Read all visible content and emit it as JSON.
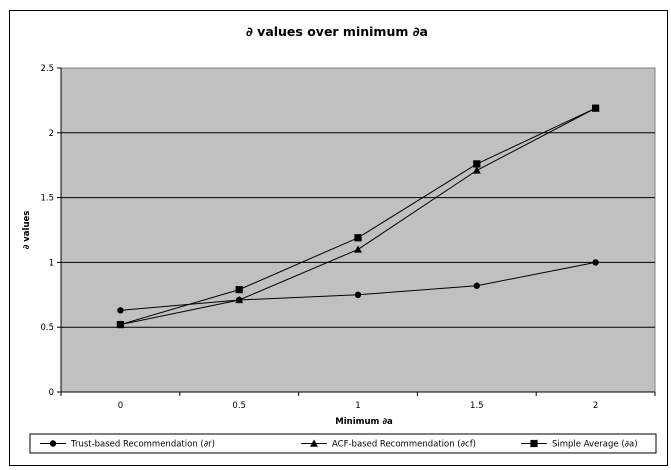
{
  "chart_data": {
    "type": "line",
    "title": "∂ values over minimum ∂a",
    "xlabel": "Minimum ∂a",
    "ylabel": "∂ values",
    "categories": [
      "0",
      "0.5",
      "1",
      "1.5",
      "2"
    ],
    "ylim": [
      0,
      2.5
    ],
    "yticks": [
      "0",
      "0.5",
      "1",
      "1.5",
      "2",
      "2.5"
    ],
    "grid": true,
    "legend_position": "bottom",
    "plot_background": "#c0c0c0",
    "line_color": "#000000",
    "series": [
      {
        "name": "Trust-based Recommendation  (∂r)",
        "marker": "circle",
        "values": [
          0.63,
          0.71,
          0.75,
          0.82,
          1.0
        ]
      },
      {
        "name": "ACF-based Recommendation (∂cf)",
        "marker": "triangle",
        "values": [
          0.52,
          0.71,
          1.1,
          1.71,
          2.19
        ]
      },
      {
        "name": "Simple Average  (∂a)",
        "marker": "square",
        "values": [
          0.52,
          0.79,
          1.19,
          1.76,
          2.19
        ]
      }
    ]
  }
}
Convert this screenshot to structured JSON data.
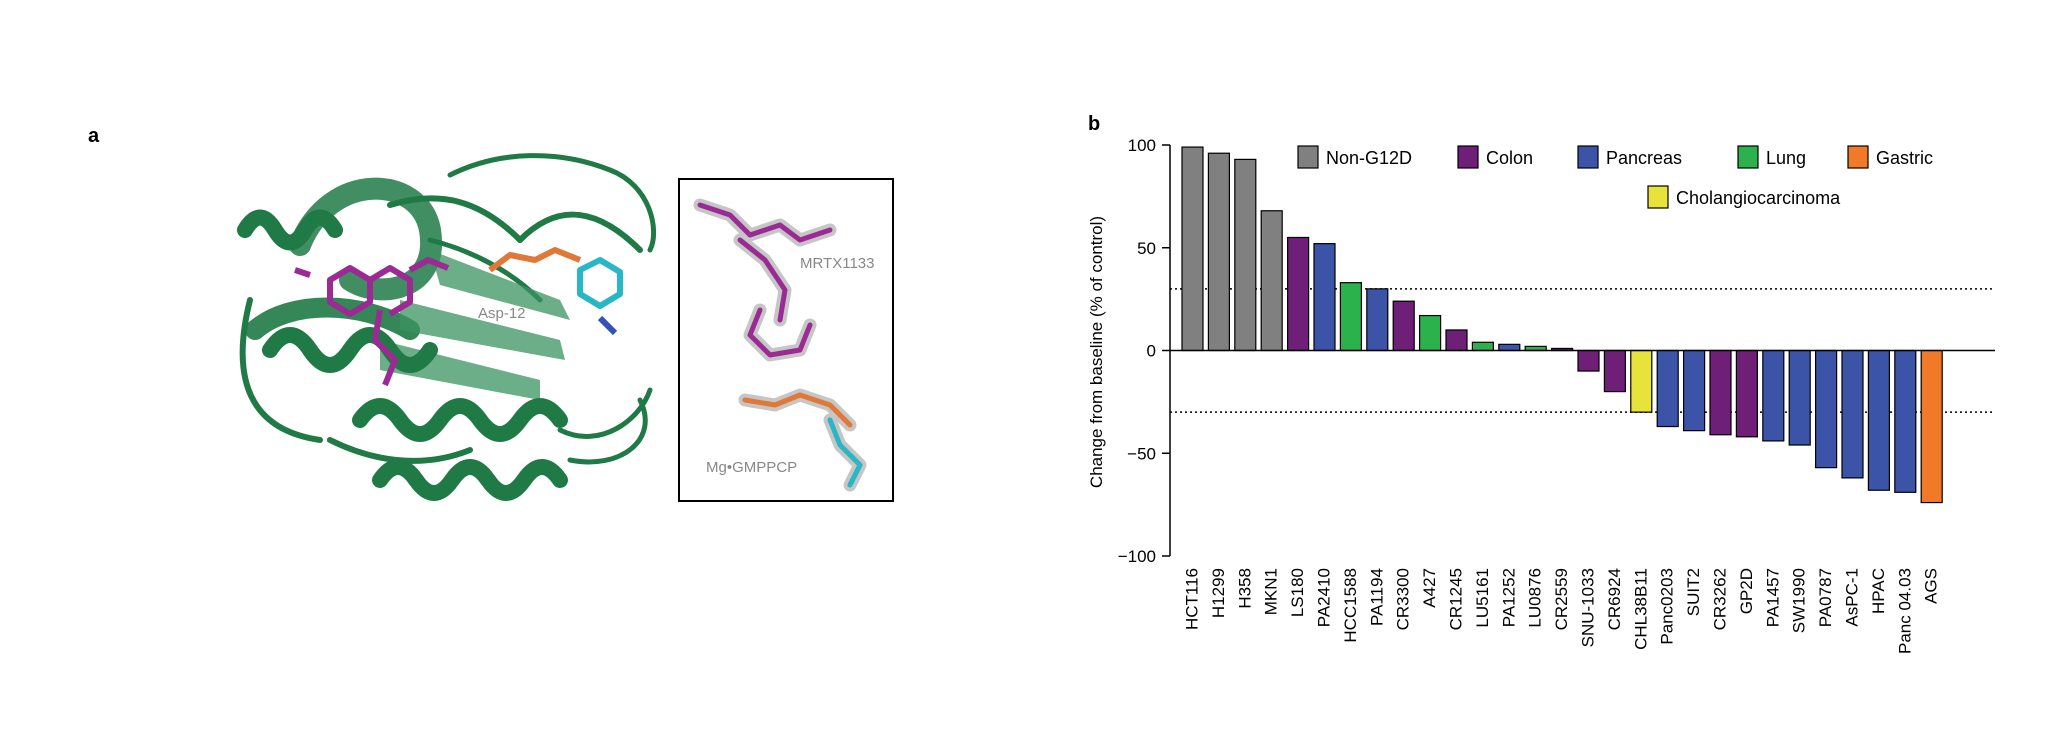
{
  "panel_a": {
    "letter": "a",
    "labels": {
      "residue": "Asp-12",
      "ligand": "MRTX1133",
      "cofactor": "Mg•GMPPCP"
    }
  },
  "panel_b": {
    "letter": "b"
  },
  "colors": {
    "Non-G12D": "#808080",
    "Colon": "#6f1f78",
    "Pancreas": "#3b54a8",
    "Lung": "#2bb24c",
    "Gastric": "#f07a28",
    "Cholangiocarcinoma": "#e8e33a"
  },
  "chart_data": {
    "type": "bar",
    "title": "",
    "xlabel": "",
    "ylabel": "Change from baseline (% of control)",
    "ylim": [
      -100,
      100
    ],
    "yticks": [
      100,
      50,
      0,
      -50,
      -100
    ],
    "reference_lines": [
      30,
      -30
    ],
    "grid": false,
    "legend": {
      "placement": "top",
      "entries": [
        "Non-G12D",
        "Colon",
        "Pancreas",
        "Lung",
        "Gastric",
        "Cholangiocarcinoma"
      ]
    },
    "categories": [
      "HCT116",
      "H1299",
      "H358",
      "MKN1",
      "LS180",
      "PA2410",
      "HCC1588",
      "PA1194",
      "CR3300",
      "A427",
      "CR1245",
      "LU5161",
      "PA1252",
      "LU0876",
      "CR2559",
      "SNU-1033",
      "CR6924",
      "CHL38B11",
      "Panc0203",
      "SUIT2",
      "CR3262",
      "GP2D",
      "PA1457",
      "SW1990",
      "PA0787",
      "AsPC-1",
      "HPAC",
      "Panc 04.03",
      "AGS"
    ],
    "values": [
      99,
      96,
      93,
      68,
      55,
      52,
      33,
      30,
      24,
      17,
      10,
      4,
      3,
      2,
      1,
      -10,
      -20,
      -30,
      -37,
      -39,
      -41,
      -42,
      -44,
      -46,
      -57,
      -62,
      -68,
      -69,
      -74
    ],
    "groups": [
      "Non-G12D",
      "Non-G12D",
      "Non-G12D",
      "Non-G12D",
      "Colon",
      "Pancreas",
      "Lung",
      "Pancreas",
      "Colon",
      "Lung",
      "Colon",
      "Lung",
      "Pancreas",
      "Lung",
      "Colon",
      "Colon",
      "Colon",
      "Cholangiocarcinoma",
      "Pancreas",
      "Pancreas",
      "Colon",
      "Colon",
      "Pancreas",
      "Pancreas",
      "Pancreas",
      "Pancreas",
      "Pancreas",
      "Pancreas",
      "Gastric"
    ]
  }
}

━━━━━━━━━━━━━━━━━━━━━━━━━━━━━━

▶ [To do]: Look over the listing. Pull out every line with the string "Cholangiocarcinoma" in it.

▶ [Response to the exercise]:
    "Cholangiocarcinoma": "#e8e33a"
        "Cholangiocarcinoma"
      "Cholangiocarcinoma",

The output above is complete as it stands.